Extracted records
◆ ◆ ◆ ◆ ◆

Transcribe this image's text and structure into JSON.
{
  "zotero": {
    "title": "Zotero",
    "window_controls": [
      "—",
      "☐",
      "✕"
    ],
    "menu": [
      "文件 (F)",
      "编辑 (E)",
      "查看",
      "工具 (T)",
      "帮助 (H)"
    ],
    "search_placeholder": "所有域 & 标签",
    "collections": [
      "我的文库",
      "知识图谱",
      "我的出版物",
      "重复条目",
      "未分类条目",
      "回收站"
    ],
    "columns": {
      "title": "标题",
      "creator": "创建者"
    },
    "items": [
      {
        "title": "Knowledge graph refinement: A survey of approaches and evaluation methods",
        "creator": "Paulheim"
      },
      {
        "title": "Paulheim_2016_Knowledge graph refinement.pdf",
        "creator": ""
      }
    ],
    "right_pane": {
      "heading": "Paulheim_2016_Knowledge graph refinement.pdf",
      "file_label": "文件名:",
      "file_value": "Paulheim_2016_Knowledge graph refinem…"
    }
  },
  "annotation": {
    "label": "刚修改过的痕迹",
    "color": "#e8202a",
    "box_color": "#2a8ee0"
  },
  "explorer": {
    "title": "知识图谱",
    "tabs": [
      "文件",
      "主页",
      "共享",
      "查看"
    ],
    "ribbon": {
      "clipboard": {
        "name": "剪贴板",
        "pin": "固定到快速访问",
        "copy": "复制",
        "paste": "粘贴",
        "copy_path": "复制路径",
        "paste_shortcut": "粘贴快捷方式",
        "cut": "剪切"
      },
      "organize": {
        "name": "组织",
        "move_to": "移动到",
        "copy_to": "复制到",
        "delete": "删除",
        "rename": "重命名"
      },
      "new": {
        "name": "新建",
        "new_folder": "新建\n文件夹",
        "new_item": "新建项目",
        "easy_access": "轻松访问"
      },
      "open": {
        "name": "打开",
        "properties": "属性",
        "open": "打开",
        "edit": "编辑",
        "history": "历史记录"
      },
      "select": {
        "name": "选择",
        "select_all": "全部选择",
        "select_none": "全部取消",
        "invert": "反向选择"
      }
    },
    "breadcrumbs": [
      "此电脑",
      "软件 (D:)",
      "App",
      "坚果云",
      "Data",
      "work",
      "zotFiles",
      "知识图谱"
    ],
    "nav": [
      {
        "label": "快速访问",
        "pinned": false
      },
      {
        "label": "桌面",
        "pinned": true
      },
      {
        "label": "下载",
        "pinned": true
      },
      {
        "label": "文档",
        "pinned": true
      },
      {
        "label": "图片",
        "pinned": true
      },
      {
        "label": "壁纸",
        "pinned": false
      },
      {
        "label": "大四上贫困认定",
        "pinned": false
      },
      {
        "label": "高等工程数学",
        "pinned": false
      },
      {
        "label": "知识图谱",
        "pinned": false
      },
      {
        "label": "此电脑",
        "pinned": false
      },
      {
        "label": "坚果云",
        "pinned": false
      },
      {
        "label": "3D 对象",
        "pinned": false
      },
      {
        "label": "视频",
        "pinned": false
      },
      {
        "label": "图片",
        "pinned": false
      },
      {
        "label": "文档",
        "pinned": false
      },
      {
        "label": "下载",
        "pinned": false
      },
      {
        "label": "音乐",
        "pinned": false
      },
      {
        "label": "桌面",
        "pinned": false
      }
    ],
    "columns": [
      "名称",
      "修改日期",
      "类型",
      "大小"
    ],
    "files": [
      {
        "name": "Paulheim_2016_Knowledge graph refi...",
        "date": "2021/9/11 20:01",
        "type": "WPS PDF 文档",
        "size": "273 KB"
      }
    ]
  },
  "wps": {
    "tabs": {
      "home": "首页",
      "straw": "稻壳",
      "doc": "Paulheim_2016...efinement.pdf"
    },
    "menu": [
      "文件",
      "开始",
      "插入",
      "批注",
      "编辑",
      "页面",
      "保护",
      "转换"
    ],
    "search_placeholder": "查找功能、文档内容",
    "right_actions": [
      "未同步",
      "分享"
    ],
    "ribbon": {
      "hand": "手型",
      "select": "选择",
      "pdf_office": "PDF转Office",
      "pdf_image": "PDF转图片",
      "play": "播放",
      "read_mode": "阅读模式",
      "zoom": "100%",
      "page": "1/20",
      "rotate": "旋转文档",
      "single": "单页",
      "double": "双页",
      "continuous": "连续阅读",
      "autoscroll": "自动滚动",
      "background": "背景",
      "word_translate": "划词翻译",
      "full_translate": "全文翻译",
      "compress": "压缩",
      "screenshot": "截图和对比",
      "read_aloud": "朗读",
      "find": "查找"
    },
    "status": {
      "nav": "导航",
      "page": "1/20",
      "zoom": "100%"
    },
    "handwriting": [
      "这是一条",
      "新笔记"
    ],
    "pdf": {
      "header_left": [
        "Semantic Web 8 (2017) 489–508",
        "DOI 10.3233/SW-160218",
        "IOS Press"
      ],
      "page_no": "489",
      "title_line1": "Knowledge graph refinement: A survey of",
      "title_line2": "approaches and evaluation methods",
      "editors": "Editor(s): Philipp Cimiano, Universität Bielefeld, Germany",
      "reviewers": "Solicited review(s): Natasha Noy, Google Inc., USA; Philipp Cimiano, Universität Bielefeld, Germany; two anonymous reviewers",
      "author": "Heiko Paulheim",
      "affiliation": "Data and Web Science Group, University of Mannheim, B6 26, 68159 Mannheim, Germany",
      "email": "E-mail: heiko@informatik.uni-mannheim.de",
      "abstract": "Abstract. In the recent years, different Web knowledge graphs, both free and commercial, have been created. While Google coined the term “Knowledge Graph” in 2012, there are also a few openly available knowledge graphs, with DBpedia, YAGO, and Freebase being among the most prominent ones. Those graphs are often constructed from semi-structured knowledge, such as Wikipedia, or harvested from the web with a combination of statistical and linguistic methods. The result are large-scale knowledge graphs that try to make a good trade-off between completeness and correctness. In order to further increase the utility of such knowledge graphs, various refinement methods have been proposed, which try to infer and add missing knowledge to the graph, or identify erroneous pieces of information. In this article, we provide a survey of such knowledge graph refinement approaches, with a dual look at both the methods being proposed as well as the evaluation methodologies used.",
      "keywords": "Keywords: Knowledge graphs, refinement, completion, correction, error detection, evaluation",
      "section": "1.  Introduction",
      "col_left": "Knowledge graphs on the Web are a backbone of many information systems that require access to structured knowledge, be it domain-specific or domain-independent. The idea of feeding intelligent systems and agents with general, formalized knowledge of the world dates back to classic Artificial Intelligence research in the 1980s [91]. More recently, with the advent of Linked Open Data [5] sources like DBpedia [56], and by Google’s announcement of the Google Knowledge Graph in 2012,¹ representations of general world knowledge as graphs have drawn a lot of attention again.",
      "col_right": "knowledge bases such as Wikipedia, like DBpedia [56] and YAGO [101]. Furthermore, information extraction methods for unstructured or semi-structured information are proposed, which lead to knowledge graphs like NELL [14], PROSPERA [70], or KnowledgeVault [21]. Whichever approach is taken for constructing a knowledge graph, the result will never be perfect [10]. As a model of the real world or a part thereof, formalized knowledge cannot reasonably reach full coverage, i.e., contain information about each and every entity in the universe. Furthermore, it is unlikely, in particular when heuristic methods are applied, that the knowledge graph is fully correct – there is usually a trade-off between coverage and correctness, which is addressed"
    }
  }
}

◆ ◆ ◆ ◆ ◆

| Work instructions |
Find every line in the records that contains the word "between"; copy those lines.

| Exercise answer |
      "abstract": "Abstract. In the recent years, different Web knowledge graphs, both free and commercial, have been created. While Google coined the term “Knowledge Graph” in 2012, there are also a few openly available knowledge graphs, with DBpedia, YAGO, and Freebase being among the most prominent ones. Those graphs are often constructed from semi-structured knowledge, such as Wikipedia, or harvested from the web with a combination of statistical and linguistic methods. The result are large-scale knowledge graphs that try to make a good trade-off between completeness and correctness. In order to further increase the utility of such knowledge graphs, various refinement methods have been proposed, which try to infer and add missing knowledge to the graph, or identify erroneous pieces of information. In this article, we provide a survey of such knowledge graph refinement approaches, with a dual look at both the methods being proposed as well as the evaluation methodologies used.",
      "col_right": "knowledge bases such as Wikipedia, like DBpedia [56] and YAGO [101]. Furthermore, information extraction methods for unstructured or semi-structured information are proposed, which lead to knowledge graphs like NELL [14], PROSPERA [70], or KnowledgeVault [21]. Whichever approach is taken for constructing a knowledge graph, the result will never be perfect [10]. As a model of the real world or a part thereof, formalized knowledge cannot reasonably reach full coverage, i.e., contain information about each and every entity in the universe. Furthermore, it is unlikely, in particular when heuristic methods are applied, that the knowledge graph is fully correct – there is usually a trade-off between coverage and correctness, which is addressed"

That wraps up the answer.